The request:
Review the material line by line. Identify and copy every line that contains the string "median".

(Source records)
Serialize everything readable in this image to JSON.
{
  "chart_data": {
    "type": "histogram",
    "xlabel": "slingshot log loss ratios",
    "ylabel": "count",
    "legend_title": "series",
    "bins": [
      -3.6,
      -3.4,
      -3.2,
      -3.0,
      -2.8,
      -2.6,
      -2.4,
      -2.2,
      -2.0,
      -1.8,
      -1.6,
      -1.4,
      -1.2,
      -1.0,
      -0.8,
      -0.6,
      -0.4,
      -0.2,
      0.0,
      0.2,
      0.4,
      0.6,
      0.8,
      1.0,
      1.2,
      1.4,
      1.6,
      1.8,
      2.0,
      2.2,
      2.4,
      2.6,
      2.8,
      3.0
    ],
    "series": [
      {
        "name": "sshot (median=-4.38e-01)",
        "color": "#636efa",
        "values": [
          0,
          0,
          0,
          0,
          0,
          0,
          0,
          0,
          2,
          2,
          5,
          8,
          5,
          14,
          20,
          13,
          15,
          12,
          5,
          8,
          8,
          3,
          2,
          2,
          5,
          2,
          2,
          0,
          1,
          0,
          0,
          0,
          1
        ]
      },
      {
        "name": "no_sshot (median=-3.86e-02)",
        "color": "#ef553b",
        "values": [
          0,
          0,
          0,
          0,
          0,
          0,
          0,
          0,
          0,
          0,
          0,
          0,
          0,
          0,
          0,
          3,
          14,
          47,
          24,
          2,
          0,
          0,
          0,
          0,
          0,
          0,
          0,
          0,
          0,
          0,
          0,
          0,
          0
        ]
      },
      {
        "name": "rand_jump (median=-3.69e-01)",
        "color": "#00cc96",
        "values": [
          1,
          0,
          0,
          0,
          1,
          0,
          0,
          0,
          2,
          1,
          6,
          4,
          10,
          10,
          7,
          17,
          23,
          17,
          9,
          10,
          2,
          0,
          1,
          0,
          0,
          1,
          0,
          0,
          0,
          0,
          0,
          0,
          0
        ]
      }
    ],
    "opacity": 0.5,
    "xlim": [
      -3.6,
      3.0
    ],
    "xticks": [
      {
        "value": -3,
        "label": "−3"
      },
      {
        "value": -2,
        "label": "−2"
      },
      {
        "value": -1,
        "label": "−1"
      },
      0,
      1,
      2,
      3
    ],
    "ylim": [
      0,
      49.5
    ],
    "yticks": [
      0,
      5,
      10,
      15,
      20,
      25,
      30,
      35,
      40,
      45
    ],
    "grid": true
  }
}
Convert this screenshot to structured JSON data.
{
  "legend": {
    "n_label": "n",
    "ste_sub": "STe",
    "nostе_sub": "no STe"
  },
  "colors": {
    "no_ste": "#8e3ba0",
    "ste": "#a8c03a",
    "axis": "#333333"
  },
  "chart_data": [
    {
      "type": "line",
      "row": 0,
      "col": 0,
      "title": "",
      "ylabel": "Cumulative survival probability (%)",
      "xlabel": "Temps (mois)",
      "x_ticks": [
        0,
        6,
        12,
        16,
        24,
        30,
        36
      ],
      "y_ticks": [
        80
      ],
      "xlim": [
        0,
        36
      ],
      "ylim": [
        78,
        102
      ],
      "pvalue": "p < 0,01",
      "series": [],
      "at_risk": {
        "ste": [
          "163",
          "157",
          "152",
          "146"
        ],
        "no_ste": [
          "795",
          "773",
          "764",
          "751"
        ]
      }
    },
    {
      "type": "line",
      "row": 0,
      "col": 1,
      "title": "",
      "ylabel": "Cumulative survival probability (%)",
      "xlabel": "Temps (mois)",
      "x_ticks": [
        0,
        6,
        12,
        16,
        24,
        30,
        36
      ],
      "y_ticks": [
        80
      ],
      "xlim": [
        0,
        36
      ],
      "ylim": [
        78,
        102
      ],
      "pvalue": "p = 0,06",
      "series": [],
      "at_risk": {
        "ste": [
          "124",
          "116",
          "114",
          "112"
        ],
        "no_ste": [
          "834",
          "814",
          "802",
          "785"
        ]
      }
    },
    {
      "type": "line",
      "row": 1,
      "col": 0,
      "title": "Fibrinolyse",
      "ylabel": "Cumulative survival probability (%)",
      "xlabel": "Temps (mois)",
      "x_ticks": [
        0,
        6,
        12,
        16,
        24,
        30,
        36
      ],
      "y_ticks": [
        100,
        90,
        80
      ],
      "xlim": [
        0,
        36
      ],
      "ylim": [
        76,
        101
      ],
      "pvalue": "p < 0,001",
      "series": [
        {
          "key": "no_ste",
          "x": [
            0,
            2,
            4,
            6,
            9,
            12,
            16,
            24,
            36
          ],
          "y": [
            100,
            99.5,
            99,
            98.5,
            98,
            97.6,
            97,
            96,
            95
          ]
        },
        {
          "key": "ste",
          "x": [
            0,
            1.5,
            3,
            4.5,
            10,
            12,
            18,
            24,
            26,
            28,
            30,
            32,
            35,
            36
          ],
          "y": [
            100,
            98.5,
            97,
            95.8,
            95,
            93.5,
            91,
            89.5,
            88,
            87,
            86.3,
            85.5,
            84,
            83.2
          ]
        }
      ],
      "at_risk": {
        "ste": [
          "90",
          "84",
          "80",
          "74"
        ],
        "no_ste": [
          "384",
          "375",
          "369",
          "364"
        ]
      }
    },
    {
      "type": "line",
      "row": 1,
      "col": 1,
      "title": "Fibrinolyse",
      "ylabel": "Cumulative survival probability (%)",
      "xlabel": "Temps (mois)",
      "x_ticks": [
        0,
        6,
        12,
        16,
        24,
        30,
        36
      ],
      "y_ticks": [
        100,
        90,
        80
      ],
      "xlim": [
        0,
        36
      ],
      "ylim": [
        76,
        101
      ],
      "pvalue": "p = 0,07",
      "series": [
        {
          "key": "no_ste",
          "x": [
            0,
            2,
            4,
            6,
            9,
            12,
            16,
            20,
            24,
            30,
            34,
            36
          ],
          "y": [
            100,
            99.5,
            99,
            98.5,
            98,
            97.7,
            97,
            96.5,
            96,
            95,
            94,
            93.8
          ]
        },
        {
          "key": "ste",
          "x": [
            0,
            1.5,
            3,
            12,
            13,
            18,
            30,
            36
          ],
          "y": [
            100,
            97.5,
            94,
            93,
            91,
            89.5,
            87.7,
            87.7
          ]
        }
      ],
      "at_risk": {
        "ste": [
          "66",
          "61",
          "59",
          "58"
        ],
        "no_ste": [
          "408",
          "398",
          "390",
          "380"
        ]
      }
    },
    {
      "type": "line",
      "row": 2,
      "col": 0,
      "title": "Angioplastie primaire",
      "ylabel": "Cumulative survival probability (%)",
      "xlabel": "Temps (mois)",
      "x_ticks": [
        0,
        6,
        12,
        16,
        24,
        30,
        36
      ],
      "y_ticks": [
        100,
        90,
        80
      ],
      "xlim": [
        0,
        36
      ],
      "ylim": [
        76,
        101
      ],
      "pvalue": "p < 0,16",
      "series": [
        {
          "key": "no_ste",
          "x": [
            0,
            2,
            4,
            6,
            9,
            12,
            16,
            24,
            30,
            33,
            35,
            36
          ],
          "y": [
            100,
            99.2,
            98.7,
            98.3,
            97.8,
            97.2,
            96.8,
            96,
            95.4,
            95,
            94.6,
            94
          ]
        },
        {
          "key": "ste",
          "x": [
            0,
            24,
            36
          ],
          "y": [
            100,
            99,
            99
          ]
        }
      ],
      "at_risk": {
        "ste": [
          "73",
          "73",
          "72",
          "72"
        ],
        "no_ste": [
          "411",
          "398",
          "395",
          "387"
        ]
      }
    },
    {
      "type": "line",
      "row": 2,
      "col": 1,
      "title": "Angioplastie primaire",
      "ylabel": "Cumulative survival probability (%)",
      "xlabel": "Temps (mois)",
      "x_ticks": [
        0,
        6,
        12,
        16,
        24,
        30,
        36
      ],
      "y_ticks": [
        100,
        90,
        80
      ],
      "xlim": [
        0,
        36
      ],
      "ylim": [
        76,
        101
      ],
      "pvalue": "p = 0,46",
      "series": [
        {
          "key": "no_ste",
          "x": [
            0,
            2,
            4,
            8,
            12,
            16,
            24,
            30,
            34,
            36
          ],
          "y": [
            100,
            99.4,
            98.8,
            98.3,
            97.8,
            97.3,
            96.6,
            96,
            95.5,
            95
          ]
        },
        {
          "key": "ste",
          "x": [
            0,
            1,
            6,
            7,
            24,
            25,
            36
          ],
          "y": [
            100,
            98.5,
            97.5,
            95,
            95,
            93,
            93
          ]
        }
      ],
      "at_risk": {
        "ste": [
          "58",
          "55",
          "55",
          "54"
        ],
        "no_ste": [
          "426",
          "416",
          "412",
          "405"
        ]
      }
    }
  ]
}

Complete response:
        "name": "sshot (median=-4.38e-01)",
        "name": "no_sshot (median=-3.86e-02)",
        "name": "rand_jump (median=-3.69e-01)",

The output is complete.